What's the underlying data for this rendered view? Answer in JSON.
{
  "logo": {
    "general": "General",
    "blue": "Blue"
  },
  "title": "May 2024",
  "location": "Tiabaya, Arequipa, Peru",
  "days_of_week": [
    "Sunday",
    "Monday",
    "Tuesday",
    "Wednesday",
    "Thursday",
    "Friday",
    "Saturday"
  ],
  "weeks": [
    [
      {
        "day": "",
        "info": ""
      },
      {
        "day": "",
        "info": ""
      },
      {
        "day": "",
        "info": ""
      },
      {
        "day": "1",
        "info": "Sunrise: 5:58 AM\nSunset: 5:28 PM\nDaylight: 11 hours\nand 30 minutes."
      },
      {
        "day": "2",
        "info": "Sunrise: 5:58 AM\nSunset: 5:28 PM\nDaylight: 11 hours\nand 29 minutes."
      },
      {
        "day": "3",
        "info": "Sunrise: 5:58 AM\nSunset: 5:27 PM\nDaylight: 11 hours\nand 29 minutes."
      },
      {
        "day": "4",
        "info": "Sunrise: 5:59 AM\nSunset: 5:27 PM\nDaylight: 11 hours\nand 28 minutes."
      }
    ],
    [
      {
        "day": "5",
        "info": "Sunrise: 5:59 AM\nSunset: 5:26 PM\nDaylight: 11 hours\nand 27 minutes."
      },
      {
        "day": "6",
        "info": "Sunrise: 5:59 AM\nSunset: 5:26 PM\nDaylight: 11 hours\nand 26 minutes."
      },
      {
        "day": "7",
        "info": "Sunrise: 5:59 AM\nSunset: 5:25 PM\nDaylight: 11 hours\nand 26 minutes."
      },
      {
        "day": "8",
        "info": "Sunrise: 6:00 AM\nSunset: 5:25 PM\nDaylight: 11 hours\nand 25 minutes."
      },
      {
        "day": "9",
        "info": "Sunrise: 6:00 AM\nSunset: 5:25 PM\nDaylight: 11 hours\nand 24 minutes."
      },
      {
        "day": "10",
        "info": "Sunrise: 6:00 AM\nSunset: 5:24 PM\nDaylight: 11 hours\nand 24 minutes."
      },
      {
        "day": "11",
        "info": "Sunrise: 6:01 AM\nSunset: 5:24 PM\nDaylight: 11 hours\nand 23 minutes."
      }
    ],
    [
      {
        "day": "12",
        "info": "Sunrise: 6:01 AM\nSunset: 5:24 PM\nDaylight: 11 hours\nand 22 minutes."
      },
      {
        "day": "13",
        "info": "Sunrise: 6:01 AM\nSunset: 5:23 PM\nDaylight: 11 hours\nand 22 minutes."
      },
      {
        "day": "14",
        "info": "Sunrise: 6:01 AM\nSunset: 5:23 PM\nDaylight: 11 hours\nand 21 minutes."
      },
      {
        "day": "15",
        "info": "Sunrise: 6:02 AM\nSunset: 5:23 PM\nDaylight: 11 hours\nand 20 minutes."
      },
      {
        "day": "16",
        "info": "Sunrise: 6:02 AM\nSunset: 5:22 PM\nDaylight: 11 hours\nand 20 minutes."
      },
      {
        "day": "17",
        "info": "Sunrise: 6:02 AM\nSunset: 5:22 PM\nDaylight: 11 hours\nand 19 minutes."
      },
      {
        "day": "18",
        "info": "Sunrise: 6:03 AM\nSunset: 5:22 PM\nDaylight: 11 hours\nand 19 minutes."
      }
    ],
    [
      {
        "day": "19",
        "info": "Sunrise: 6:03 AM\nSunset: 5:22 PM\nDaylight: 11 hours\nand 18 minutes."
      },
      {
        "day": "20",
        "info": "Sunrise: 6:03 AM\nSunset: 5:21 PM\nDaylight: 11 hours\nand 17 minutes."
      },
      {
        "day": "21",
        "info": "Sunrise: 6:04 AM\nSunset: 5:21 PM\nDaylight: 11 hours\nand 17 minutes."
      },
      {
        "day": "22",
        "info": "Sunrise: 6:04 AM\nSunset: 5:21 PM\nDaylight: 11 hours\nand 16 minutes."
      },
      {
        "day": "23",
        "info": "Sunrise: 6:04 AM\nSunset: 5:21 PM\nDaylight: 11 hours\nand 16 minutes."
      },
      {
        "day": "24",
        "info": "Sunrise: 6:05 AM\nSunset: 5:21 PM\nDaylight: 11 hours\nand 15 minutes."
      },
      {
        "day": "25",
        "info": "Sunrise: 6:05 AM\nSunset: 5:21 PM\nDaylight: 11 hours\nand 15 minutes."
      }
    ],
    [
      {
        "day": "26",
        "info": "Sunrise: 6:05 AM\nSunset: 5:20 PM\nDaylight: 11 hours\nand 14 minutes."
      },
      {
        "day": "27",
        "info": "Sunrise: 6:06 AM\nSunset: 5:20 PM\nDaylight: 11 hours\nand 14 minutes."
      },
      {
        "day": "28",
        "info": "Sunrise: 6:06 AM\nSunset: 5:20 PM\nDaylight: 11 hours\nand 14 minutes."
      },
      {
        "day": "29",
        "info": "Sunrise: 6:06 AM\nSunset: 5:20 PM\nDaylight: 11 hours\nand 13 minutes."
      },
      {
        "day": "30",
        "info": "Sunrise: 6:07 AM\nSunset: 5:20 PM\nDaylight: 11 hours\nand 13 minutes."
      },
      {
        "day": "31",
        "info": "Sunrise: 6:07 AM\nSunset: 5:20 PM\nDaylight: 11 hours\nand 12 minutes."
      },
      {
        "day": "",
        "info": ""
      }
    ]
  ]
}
______
## WHAT IS REQUIRED
Above are some records; repeat all of them exactly.

## RESULT BELOW
What's the underlying data for this rendered view? Answer in JSON.
{
  "logo": {
    "general": "General",
    "blue": "Blue"
  },
  "title": "May 2024",
  "location": "Tiabaya, Arequipa, Peru",
  "days_of_week": [
    "Sunday",
    "Monday",
    "Tuesday",
    "Wednesday",
    "Thursday",
    "Friday",
    "Saturday"
  ],
  "weeks": [
    [
      {
        "day": "",
        "info": ""
      },
      {
        "day": "",
        "info": ""
      },
      {
        "day": "",
        "info": ""
      },
      {
        "day": "1",
        "info": "Sunrise: 5:58 AM\nSunset: 5:28 PM\nDaylight: 11 hours\nand 30 minutes."
      },
      {
        "day": "2",
        "info": "Sunrise: 5:58 AM\nSunset: 5:28 PM\nDaylight: 11 hours\nand 29 minutes."
      },
      {
        "day": "3",
        "info": "Sunrise: 5:58 AM\nSunset: 5:27 PM\nDaylight: 11 hours\nand 29 minutes."
      },
      {
        "day": "4",
        "info": "Sunrise: 5:59 AM\nSunset: 5:27 PM\nDaylight: 11 hours\nand 28 minutes."
      }
    ],
    [
      {
        "day": "5",
        "info": "Sunrise: 5:59 AM\nSunset: 5:26 PM\nDaylight: 11 hours\nand 27 minutes."
      },
      {
        "day": "6",
        "info": "Sunrise: 5:59 AM\nSunset: 5:26 PM\nDaylight: 11 hours\nand 26 minutes."
      },
      {
        "day": "7",
        "info": "Sunrise: 5:59 AM\nSunset: 5:25 PM\nDaylight: 11 hours\nand 26 minutes."
      },
      {
        "day": "8",
        "info": "Sunrise: 6:00 AM\nSunset: 5:25 PM\nDaylight: 11 hours\nand 25 minutes."
      },
      {
        "day": "9",
        "info": "Sunrise: 6:00 AM\nSunset: 5:25 PM\nDaylight: 11 hours\nand 24 minutes."
      },
      {
        "day": "10",
        "info": "Sunrise: 6:00 AM\nSunset: 5:24 PM\nDaylight: 11 hours\nand 24 minutes."
      },
      {
        "day": "11",
        "info": "Sunrise: 6:01 AM\nSunset: 5:24 PM\nDaylight: 11 hours\nand 23 minutes."
      }
    ],
    [
      {
        "day": "12",
        "info": "Sunrise: 6:01 AM\nSunset: 5:24 PM\nDaylight: 11 hours\nand 22 minutes."
      },
      {
        "day": "13",
        "info": "Sunrise: 6:01 AM\nSunset: 5:23 PM\nDaylight: 11 hours\nand 22 minutes."
      },
      {
        "day": "14",
        "info": "Sunrise: 6:01 AM\nSunset: 5:23 PM\nDaylight: 11 hours\nand 21 minutes."
      },
      {
        "day": "15",
        "info": "Sunrise: 6:02 AM\nSunset: 5:23 PM\nDaylight: 11 hours\nand 20 minutes."
      },
      {
        "day": "16",
        "info": "Sunrise: 6:02 AM\nSunset: 5:22 PM\nDaylight: 11 hours\nand 20 minutes."
      },
      {
        "day": "17",
        "info": "Sunrise: 6:02 AM\nSunset: 5:22 PM\nDaylight: 11 hours\nand 19 minutes."
      },
      {
        "day": "18",
        "info": "Sunrise: 6:03 AM\nSunset: 5:22 PM\nDaylight: 11 hours\nand 19 minutes."
      }
    ],
    [
      {
        "day": "19",
        "info": "Sunrise: 6:03 AM\nSunset: 5:22 PM\nDaylight: 11 hours\nand 18 minutes."
      },
      {
        "day": "20",
        "info": "Sunrise: 6:03 AM\nSunset: 5:21 PM\nDaylight: 11 hours\nand 17 minutes."
      },
      {
        "day": "21",
        "info": "Sunrise: 6:04 AM\nSunset: 5:21 PM\nDaylight: 11 hours\nand 17 minutes."
      },
      {
        "day": "22",
        "info": "Sunrise: 6:04 AM\nSunset: 5:21 PM\nDaylight: 11 hours\nand 16 minutes."
      },
      {
        "day": "23",
        "info": "Sunrise: 6:04 AM\nSunset: 5:21 PM\nDaylight: 11 hours\nand 16 minutes."
      },
      {
        "day": "24",
        "info": "Sunrise: 6:05 AM\nSunset: 5:21 PM\nDaylight: 11 hours\nand 15 minutes."
      },
      {
        "day": "25",
        "info": "Sunrise: 6:05 AM\nSunset: 5:21 PM\nDaylight: 11 hours\nand 15 minutes."
      }
    ],
    [
      {
        "day": "26",
        "info": "Sunrise: 6:05 AM\nSunset: 5:20 PM\nDaylight: 11 hours\nand 14 minutes."
      },
      {
        "day": "27",
        "info": "Sunrise: 6:06 AM\nSunset: 5:20 PM\nDaylight: 11 hours\nand 14 minutes."
      },
      {
        "day": "28",
        "info": "Sunrise: 6:06 AM\nSunset: 5:20 PM\nDaylight: 11 hours\nand 14 minutes."
      },
      {
        "day": "29",
        "info": "Sunrise: 6:06 AM\nSunset: 5:20 PM\nDaylight: 11 hours\nand 13 minutes."
      },
      {
        "day": "30",
        "info": "Sunrise: 6:07 AM\nSunset: 5:20 PM\nDaylight: 11 hours\nand 13 minutes."
      },
      {
        "day": "31",
        "info": "Sunrise: 6:07 AM\nSunset: 5:20 PM\nDaylight: 11 hours\nand 12 minutes."
      },
      {
        "day": "",
        "info": ""
      }
    ]
  ]
}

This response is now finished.